* [YOUR INSTRUCTIONS] Retype the records below exactly as they appear, but leave out any pictures.

* [DATASET EXCERPTS]

═══

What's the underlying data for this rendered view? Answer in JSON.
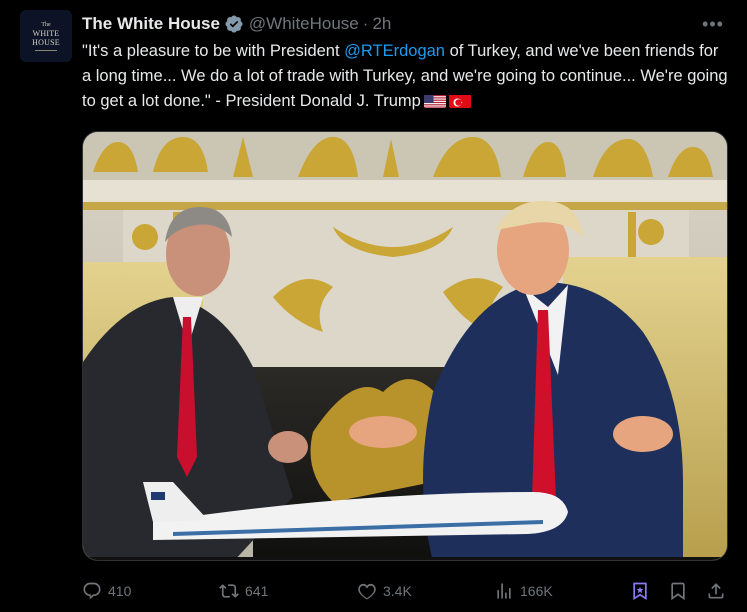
{
  "tweet": {
    "author": {
      "display_name": "The White House",
      "handle": "@WhiteHouse",
      "verified": true,
      "avatar": {
        "top": "The",
        "line1": "WHITE",
        "line2": "HOUSE"
      }
    },
    "separator": "·",
    "time": "2h",
    "more_icon": "more-horizontal-icon",
    "text": {
      "part1": "\"It's a pleasure to be with President ",
      "mention": "@RTErdogan",
      "part2": " of Turkey, and we've been friends for a long time... We do a lot of trade with Turkey, and we're going to continue... We're going to get a lot done.\" - President Donald J. Trump",
      "flags": [
        "us-flag",
        "turkey-flag"
      ]
    },
    "media": {
      "type": "photo"
    },
    "actions": {
      "replies": "410",
      "reposts": "641",
      "likes": "3.4K",
      "views": "166K"
    }
  },
  "colors": {
    "background": "#000000",
    "text": "#e7e9ea",
    "muted": "#71767b",
    "accent": "#1d9bf0",
    "grok": "#8b7cf6"
  }
}
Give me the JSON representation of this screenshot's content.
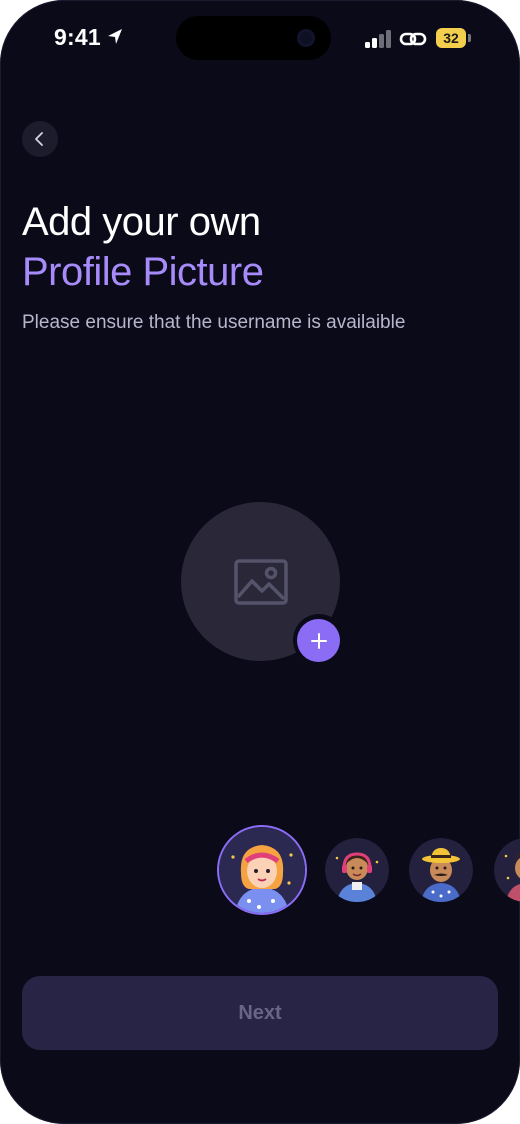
{
  "status_bar": {
    "time": "9:41",
    "battery": "32",
    "icons": [
      "location-arrow-icon",
      "signal-icon",
      "link-icon",
      "battery-icon"
    ]
  },
  "header": {
    "back_icon": "chevron-left-icon"
  },
  "content": {
    "title_line1": "Add your own",
    "title_line2": "Profile Picture",
    "subtitle": "Please ensure that the username is availaible"
  },
  "upload": {
    "placeholder_icon": "image-icon",
    "add_icon": "plus-icon"
  },
  "avatars": {
    "items": [
      "avatar-1",
      "avatar-2",
      "avatar-3",
      "avatar-4"
    ],
    "selected_index": 0
  },
  "footer": {
    "next_label": "Next"
  },
  "colors": {
    "background": "#0b0a18",
    "accent": "#a78bfa",
    "button_bg": "#282445",
    "button_text": "#6a6584",
    "upload_bg": "#2a2838",
    "add_button": "#8b6cf5"
  }
}
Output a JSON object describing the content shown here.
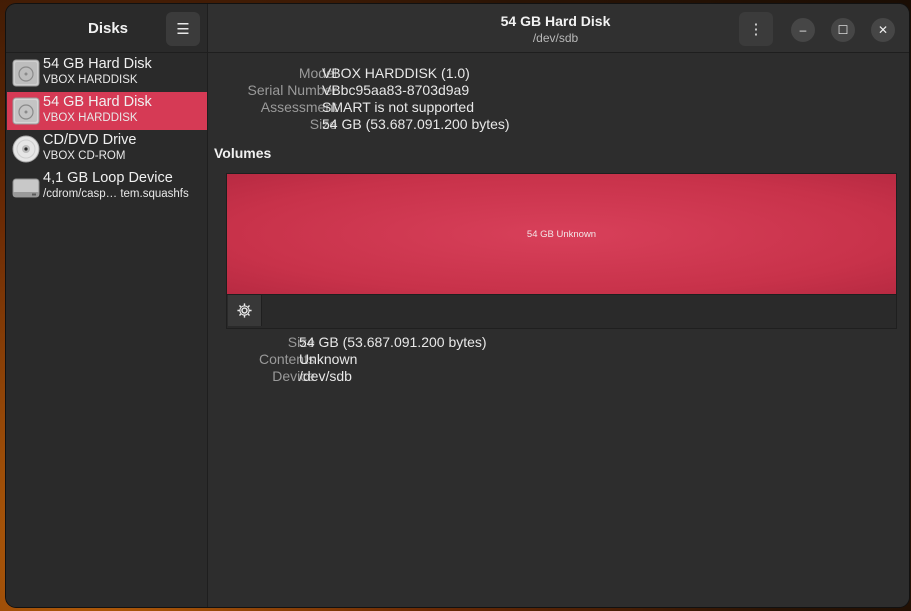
{
  "sidebar": {
    "title": "Disks",
    "devices": [
      {
        "name": "54 GB Hard Disk",
        "sub": "VBOX HARDDISK",
        "icon": "hard-disk-icon",
        "selected": false
      },
      {
        "name": "54 GB Hard Disk",
        "sub": "VBOX HARDDISK",
        "icon": "hard-disk-icon",
        "selected": true
      },
      {
        "name": "CD/DVD Drive",
        "sub": "VBOX CD-ROM",
        "icon": "optical-disc-icon",
        "selected": false
      },
      {
        "name": "4,1 GB Loop Device",
        "sub": "/cdrom/casp…  tem.squashfs",
        "icon": "loop-device-icon",
        "selected": false
      }
    ]
  },
  "header": {
    "title": "54 GB Hard Disk",
    "subtitle": "/dev/sdb"
  },
  "drive": {
    "model_label": "Model",
    "model": "VBOX HARDDISK (1.0)",
    "serial_label": "Serial Number",
    "serial": "VBbc95aa83-8703d9a9",
    "assessment_label": "Assessment",
    "assessment": "SMART is not supported",
    "size_label": "Size",
    "size": "54 GB (53.687.091.200 bytes)"
  },
  "volumes": {
    "title": "Volumes",
    "bar_label": "54 GB Unknown",
    "size_label": "Size",
    "size": "54 GB (53.687.091.200 bytes)",
    "contents_label": "Contents",
    "contents": "Unknown",
    "device_label": "Device",
    "device": "/dev/sdb"
  },
  "colors": {
    "accent": "#d63a55",
    "window_bg": "#2d2d2d"
  }
}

═══

* [EXERCISE ANSWER]
What's the underlying data for this rendered view? Answer in JSON.
{
  "tweet": {
    "author": {
      "display_name": "The White House",
      "handle": "@WhiteHouse",
      "verified": true,
      "avatar": {
        "top": "The",
        "line1": "WHITE",
        "line2": "HOUSE"
      }
    },
    "separator": "·",
    "time": "2h",
    "more_icon": "more-horizontal-icon",
    "text": {
      "part1": "\"It's a pleasure to be with President ",
      "mention": "@RTErdogan",
      "part2": " of Turkey, and we've been friends for a long time... We do a lot of trade with Turkey, and we're going to continue... We're going to get a lot done.\" - President Donald J. Trump",
      "flags": [
        "us-flag",
        "turkey-flag"
      ]
    },
    "media": {
      "type": "photo"
    },
    "actions": {
      "replies": "410",
      "reposts": "641",
      "likes": "3.4K",
      "views": "166K"
    }
  },
  "colors": {
    "background": "#000000",
    "text": "#e7e9ea",
    "muted": "#71767b",
    "accent": "#1d9bf0",
    "grok": "#8b7cf6"
  }
}
Give me the JSON representation of this screenshot's content.
{
  "status_bar": {
    "time": "9:41",
    "battery": "32",
    "icons": [
      "location-arrow-icon",
      "signal-icon",
      "link-icon",
      "battery-icon"
    ]
  },
  "header": {
    "back_icon": "chevron-left-icon"
  },
  "content": {
    "title_line1": "Add your own",
    "title_line2": "Profile Picture",
    "subtitle": "Please ensure that the username is availaible"
  },
  "upload": {
    "placeholder_icon": "image-icon",
    "add_icon": "plus-icon"
  },
  "avatars": {
    "items": [
      "avatar-1",
      "avatar-2",
      "avatar-3",
      "avatar-4"
    ],
    "selected_index": 0
  },
  "footer": {
    "next_label": "Next"
  },
  "colors": {
    "background": "#0b0a18",
    "accent": "#a78bfa",
    "button_bg": "#282445",
    "button_text": "#6a6584",
    "upload_bg": "#2a2838",
    "add_button": "#8b6cf5"
  }
}
Output a JSON object describing the content shown here.
{
  "sidebar": {
    "title": "Disks",
    "devices": [
      {
        "name": "54 GB Hard Disk",
        "sub": "VBOX HARDDISK",
        "icon": "hard-disk-icon",
        "selected": false
      },
      {
        "name": "54 GB Hard Disk",
        "sub": "VBOX HARDDISK",
        "icon": "hard-disk-icon",
        "selected": true
      },
      {
        "name": "CD/DVD Drive",
        "sub": "VBOX CD-ROM",
        "icon": "optical-disc-icon",
        "selected": false
      },
      {
        "name": "4,1 GB Loop Device",
        "sub": "/cdrom/casp…  tem.squashfs",
        "icon": "loop-device-icon",
        "selected": false
      }
    ]
  },
  "header": {
    "title": "54 GB Hard Disk",
    "subtitle": "/dev/sdb"
  },
  "drive": {
    "model_label": "Model",
    "model": "VBOX HARDDISK (1.0)",
    "serial_label": "Serial Number",
    "serial": "VBbc95aa83-8703d9a9",
    "assessment_label": "Assessment",
    "assessment": "SMART is not supported",
    "size_label": "Size",
    "size": "54 GB (53.687.091.200 bytes)"
  },
  "volumes": {
    "title": "Volumes",
    "bar_label": "54 GB Unknown",
    "size_label": "Size",
    "size": "54 GB (53.687.091.200 bytes)",
    "contents_label": "Contents",
    "contents": "Unknown",
    "device_label": "Device",
    "device": "/dev/sdb"
  },
  "colors": {
    "accent": "#d63a55",
    "window_bg": "#2d2d2d"
  }
}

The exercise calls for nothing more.